Dataset records

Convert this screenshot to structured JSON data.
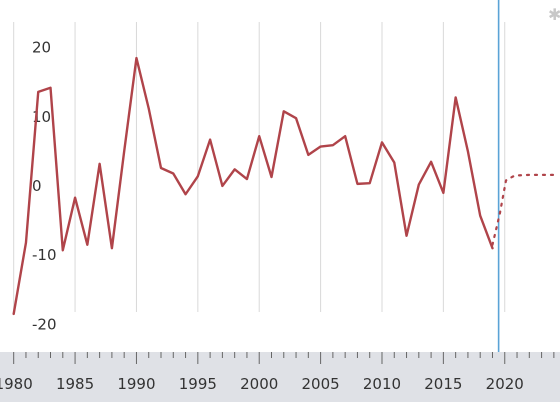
{
  "chart_data": {
    "type": "line",
    "grid": "vertical",
    "yticks": [
      20,
      10,
      0,
      -10,
      -20
    ],
    "xticks": [
      1980,
      1985,
      1990,
      1995,
      2000,
      2005,
      2010,
      2015,
      2020
    ],
    "ylim": [
      -23,
      24
    ],
    "xlim": [
      1979.7,
      2024.5
    ],
    "current_year_marker": 2019.5,
    "series": [
      {
        "style": "solid",
        "x": [
          1980,
          1981,
          1982,
          1983,
          1984,
          1985,
          1986,
          1987,
          1988,
          1989,
          1990,
          1991,
          1992,
          1993,
          1994,
          1995,
          1996,
          1997,
          1998,
          1999,
          2000,
          2001,
          2002,
          2003,
          2004,
          2005,
          2006,
          2007,
          2008,
          2009,
          2010,
          2011,
          2012,
          2013,
          2014,
          2015,
          2016,
          2017,
          2018,
          2019
        ],
        "values": [
          -18.5,
          -8.2,
          13.6,
          14.2,
          -9.3,
          -1.7,
          -8.5,
          3.2,
          -9,
          5,
          18.5,
          11.2,
          2.6,
          1.8,
          -1.2,
          1.4,
          6.7,
          0,
          2.4,
          1,
          7.2,
          1.3,
          10.8,
          9.8,
          4.5,
          5.7,
          5.9,
          7.2,
          0.3,
          0.4,
          6.3,
          3.4,
          -7.2,
          0.2,
          3.5,
          -1,
          12.8,
          5,
          -4.3,
          -9
        ]
      },
      {
        "style": "dotted",
        "x": [
          2019,
          2019.6,
          2020.1,
          2020.8,
          2022,
          2024
        ],
        "values": [
          -8.5,
          -4,
          0.8,
          1.5,
          1.6,
          1.6
        ]
      }
    ]
  }
}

Goal: Reproduce the material above in full, exactly, with no images.

Right answer:
Convert this screenshot to structured JSON data.
{
  "chart_data": {
    "type": "line",
    "grid": "vertical",
    "yticks": [
      20,
      10,
      0,
      -10,
      -20
    ],
    "xticks": [
      1980,
      1985,
      1990,
      1995,
      2000,
      2005,
      2010,
      2015,
      2020
    ],
    "ylim": [
      -23,
      24
    ],
    "xlim": [
      1979.7,
      2024.5
    ],
    "current_year_marker": 2019.5,
    "series": [
      {
        "style": "solid",
        "x": [
          1980,
          1981,
          1982,
          1983,
          1984,
          1985,
          1986,
          1987,
          1988,
          1989,
          1990,
          1991,
          1992,
          1993,
          1994,
          1995,
          1996,
          1997,
          1998,
          1999,
          2000,
          2001,
          2002,
          2003,
          2004,
          2005,
          2006,
          2007,
          2008,
          2009,
          2010,
          2011,
          2012,
          2013,
          2014,
          2015,
          2016,
          2017,
          2018,
          2019
        ],
        "values": [
          -18.5,
          -8.2,
          13.6,
          14.2,
          -9.3,
          -1.7,
          -8.5,
          3.2,
          -9,
          5,
          18.5,
          11.2,
          2.6,
          1.8,
          -1.2,
          1.4,
          6.7,
          0,
          2.4,
          1,
          7.2,
          1.3,
          10.8,
          9.8,
          4.5,
          5.7,
          5.9,
          7.2,
          0.3,
          0.4,
          6.3,
          3.4,
          -7.2,
          0.2,
          3.5,
          -1,
          12.8,
          5,
          -4.3,
          -9
        ]
      },
      {
        "style": "dotted",
        "x": [
          2019,
          2019.6,
          2020.1,
          2020.8,
          2022,
          2024
        ],
        "values": [
          -8.5,
          -4,
          0.8,
          1.5,
          1.6,
          1.6
        ]
      }
    ]
  }
}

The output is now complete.